_Activity_
Look at every line of the material and count the ones holding the word "Mulligan". The answer is the number only.

------ Data provided ------

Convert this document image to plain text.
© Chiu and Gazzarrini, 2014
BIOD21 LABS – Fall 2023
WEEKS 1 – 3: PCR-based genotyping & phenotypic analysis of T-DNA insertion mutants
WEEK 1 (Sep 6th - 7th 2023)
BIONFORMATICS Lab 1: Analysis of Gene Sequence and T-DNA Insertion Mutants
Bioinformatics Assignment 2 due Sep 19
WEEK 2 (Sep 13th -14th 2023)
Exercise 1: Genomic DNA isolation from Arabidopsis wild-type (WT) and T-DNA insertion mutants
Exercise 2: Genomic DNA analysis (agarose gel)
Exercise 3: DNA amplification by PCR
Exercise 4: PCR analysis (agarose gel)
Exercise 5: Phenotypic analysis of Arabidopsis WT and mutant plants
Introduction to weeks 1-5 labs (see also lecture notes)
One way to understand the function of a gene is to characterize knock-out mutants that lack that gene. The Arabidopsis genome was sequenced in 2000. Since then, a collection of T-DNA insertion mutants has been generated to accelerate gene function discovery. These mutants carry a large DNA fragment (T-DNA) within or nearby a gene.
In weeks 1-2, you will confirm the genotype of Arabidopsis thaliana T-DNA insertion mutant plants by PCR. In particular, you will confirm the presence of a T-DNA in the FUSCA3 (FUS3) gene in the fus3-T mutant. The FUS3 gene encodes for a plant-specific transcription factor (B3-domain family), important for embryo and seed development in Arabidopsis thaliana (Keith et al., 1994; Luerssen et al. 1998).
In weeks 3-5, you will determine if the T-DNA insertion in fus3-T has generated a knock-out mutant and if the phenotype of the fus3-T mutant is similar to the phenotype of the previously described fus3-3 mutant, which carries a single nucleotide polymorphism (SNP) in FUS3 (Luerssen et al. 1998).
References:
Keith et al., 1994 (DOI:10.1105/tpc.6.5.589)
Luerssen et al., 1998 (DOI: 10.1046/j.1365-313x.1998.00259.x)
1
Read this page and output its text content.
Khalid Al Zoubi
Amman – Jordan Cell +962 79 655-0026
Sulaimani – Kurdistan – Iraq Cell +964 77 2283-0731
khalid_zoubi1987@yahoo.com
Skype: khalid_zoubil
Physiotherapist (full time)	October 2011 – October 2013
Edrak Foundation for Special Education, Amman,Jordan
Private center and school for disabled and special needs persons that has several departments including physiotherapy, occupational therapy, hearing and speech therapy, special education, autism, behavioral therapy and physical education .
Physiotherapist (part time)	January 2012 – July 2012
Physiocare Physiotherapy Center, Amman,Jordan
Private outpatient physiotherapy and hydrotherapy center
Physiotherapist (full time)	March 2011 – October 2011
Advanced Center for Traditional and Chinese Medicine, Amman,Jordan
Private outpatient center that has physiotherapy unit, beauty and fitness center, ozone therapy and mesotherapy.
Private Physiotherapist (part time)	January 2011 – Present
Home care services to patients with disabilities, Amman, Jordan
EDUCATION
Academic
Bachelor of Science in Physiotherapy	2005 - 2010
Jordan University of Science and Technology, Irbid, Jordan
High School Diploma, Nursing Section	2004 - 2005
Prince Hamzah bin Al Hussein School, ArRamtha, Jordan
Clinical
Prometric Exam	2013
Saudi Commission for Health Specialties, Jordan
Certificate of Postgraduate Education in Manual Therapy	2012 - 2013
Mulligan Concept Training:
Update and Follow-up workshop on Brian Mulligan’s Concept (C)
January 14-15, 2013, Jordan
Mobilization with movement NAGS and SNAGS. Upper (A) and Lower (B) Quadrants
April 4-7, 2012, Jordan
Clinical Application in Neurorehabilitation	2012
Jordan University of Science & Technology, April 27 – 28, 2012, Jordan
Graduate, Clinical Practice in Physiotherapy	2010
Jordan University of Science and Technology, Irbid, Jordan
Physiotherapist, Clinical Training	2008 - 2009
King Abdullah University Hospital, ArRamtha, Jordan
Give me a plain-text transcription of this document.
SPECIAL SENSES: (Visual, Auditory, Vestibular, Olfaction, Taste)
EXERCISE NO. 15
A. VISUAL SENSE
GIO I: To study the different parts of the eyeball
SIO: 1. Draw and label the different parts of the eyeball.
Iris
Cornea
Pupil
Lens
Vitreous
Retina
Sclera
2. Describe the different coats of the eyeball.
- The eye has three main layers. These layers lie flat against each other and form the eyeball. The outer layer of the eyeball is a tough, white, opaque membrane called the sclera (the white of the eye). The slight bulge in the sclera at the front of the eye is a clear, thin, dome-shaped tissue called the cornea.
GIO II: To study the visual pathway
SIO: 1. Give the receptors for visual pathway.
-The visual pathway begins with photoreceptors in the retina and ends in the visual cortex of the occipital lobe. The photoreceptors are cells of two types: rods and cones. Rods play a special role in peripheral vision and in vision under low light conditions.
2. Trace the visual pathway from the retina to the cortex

------

_Solved problem_
2